[begin Provided information]

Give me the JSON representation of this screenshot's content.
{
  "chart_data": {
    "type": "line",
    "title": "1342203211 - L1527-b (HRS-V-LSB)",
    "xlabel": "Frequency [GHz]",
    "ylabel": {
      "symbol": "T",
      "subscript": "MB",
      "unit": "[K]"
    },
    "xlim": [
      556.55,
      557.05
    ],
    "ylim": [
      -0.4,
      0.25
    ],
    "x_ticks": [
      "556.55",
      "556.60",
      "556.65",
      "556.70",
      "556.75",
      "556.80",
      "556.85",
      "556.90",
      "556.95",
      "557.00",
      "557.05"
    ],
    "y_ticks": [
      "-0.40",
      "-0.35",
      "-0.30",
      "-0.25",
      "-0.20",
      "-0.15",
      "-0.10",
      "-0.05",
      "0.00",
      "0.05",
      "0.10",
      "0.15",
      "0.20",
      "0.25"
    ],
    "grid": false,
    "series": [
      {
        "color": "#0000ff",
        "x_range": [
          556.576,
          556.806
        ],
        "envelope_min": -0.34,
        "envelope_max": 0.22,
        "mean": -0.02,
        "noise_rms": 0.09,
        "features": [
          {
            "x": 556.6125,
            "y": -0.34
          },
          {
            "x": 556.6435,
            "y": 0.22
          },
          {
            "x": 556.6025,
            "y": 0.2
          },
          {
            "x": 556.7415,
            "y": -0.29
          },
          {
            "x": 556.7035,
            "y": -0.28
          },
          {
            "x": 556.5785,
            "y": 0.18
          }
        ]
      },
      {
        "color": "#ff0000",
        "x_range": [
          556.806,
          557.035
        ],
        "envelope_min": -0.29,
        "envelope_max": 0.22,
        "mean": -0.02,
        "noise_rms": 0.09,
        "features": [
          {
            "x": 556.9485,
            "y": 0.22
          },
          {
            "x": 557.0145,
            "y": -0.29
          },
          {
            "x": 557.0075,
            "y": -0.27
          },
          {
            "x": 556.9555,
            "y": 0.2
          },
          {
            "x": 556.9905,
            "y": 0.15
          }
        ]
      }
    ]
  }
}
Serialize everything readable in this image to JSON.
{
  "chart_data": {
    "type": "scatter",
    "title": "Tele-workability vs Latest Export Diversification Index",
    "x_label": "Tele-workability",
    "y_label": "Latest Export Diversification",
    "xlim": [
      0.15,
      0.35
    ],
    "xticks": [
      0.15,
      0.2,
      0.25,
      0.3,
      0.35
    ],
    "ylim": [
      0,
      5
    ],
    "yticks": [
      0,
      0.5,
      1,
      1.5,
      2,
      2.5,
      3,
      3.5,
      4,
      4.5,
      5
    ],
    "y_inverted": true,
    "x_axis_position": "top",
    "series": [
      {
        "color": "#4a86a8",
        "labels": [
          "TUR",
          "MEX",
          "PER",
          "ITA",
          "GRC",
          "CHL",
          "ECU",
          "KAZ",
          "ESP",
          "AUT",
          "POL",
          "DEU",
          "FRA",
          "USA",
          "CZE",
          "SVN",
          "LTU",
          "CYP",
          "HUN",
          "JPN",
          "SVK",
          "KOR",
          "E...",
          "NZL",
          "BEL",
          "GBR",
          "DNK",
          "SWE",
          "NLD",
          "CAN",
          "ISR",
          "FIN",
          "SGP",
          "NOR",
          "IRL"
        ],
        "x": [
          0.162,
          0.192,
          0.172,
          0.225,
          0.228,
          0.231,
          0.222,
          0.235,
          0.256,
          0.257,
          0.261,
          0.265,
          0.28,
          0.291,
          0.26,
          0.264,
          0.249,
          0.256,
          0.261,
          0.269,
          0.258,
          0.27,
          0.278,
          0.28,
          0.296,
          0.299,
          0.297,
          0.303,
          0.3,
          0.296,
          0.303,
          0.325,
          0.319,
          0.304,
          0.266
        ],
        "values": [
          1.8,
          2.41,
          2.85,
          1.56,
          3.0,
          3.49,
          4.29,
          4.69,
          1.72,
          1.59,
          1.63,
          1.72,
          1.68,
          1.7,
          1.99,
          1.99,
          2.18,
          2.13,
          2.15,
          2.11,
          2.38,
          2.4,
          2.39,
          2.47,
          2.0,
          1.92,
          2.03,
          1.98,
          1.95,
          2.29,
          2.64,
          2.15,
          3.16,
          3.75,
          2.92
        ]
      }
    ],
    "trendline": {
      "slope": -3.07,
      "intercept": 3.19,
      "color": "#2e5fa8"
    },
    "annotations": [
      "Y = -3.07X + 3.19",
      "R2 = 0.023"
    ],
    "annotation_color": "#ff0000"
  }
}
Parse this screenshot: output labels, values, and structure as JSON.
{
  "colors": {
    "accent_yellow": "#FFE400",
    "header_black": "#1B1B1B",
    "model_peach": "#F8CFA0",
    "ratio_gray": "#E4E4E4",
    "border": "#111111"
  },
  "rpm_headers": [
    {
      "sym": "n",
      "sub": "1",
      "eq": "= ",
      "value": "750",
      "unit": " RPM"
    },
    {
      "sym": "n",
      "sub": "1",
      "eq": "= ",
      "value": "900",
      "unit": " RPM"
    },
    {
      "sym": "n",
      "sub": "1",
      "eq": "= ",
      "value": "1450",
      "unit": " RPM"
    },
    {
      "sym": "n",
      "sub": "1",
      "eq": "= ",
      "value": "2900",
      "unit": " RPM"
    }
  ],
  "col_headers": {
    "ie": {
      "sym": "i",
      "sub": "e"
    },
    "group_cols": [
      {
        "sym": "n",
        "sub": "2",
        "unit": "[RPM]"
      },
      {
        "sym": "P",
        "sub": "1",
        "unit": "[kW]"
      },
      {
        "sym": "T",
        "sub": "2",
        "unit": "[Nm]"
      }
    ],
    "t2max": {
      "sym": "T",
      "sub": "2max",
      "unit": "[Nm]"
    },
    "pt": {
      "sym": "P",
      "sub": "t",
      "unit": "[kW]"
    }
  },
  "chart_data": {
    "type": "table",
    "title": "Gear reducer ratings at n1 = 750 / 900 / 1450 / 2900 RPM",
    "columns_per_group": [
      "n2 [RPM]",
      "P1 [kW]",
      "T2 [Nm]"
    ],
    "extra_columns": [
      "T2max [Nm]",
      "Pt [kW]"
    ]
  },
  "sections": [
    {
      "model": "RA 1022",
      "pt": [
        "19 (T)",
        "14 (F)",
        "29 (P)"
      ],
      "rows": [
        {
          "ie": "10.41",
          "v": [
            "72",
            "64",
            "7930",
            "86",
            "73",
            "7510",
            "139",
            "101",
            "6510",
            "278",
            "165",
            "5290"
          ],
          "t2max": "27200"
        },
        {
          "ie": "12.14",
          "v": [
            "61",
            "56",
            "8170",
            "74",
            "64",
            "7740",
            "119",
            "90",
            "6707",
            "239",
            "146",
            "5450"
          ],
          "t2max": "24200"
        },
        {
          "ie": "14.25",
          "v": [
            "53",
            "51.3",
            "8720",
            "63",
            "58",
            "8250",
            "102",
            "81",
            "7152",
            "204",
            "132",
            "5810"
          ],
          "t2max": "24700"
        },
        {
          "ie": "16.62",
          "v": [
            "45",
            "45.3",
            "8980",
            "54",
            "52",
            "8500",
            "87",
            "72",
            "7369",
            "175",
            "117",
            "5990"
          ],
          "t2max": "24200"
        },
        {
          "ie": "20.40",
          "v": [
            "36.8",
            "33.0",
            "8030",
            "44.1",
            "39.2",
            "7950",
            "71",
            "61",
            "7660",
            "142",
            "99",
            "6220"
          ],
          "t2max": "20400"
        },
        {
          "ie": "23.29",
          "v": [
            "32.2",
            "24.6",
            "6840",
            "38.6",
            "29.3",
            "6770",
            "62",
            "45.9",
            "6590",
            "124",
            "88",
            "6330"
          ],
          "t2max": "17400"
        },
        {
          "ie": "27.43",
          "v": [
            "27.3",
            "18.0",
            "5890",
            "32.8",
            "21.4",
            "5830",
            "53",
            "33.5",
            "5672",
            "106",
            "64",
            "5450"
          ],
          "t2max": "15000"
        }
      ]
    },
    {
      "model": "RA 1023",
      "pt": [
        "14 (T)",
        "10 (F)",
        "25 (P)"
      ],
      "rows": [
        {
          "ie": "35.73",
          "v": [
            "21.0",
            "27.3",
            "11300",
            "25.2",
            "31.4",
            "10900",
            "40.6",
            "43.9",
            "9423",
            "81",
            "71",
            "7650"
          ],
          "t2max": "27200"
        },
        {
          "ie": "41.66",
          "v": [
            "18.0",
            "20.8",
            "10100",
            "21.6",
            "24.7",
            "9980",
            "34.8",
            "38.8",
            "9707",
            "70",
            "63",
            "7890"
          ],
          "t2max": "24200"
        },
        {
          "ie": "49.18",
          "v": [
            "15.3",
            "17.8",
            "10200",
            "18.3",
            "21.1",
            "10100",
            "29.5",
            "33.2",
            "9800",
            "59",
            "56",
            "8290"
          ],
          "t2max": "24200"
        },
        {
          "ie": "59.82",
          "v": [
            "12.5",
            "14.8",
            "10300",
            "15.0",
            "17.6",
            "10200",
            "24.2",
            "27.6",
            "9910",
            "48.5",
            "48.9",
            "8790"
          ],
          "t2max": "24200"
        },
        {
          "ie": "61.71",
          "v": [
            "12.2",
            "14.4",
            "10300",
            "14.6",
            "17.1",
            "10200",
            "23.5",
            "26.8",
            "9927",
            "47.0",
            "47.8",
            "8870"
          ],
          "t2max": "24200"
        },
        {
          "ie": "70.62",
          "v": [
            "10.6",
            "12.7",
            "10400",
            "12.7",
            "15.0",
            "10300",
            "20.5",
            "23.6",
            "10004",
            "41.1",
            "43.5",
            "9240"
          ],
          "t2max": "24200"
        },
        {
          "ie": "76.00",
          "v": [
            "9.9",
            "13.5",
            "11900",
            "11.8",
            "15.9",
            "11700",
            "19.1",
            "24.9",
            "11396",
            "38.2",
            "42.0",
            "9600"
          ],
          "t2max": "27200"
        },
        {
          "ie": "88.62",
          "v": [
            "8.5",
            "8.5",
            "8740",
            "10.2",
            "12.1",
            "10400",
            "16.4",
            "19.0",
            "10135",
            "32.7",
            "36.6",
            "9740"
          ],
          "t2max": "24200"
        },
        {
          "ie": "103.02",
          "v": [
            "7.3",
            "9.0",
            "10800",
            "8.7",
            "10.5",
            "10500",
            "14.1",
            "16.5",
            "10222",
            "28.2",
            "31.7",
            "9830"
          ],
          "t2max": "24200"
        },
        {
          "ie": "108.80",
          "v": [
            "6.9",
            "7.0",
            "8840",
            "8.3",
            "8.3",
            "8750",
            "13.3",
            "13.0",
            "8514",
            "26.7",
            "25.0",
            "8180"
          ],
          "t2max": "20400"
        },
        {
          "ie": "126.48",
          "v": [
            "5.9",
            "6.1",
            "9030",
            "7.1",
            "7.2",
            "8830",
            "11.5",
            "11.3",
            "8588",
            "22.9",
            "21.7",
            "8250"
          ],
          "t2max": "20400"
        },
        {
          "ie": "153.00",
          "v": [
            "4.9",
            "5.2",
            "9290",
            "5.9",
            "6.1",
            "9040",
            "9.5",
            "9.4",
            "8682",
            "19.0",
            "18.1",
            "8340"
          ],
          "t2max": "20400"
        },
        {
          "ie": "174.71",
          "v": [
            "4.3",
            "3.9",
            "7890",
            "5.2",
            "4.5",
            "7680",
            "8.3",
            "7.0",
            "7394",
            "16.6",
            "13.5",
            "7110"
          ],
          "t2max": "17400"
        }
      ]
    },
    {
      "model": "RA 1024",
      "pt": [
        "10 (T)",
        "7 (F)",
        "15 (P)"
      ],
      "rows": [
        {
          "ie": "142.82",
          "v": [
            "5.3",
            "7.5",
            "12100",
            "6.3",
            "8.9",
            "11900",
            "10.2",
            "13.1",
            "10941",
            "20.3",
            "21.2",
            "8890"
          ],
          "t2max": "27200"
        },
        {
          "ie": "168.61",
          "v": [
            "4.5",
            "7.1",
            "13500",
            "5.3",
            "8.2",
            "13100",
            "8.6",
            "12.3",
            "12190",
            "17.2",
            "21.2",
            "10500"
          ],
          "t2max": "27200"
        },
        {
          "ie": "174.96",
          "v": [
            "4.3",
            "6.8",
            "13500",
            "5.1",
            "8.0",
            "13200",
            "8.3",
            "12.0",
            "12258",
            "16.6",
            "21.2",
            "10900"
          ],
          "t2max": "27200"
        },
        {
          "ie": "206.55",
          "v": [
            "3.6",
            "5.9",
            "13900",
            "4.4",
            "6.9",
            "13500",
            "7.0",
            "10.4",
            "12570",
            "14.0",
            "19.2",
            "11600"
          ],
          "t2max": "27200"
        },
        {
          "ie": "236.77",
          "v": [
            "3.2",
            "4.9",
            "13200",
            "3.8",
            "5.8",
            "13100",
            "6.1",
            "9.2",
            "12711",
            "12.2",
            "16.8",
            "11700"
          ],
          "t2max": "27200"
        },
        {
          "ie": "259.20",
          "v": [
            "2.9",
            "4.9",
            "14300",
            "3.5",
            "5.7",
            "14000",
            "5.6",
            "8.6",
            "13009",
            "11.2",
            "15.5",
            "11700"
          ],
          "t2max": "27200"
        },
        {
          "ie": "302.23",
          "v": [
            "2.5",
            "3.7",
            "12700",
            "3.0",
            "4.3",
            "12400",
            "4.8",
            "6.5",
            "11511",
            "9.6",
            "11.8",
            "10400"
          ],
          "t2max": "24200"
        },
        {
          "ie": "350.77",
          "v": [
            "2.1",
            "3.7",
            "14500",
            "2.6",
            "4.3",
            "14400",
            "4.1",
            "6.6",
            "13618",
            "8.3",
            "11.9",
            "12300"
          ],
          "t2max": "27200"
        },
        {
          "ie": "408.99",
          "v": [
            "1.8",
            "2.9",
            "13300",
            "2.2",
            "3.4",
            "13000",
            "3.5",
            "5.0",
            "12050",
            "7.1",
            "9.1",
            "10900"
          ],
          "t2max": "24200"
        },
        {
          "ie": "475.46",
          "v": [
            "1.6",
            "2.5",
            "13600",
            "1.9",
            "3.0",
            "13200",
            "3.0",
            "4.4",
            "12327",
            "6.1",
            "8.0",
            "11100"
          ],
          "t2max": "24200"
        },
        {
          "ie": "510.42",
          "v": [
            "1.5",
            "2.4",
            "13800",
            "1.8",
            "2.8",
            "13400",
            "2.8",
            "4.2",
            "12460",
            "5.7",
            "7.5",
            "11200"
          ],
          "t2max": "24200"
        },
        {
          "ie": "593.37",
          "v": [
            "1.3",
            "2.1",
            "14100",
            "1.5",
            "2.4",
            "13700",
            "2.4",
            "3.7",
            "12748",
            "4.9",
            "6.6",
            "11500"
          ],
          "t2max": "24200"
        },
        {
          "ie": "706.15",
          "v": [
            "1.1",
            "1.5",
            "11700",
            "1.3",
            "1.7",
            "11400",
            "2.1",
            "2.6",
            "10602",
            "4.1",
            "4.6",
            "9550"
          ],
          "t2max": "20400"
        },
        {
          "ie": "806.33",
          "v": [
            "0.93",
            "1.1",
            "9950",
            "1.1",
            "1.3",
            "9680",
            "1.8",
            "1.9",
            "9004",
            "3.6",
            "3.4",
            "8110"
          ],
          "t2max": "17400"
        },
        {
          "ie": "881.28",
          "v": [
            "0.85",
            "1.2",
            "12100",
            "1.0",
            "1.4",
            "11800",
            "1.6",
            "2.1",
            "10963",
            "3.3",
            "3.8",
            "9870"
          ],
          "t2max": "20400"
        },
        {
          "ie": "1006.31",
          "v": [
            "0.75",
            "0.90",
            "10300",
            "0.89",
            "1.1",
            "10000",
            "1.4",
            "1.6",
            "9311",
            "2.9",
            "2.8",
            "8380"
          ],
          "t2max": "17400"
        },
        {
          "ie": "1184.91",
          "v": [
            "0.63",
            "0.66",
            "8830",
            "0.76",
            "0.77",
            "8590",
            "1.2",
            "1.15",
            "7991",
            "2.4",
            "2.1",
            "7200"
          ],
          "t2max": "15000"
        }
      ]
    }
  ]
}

[end Provided information]

» **Work instructions**
Go through the records and pull out each line that includes the word "labels".

» **Correct answer**
        "labels": [
Parse this screenshot: output labels, values, and structure as JSON.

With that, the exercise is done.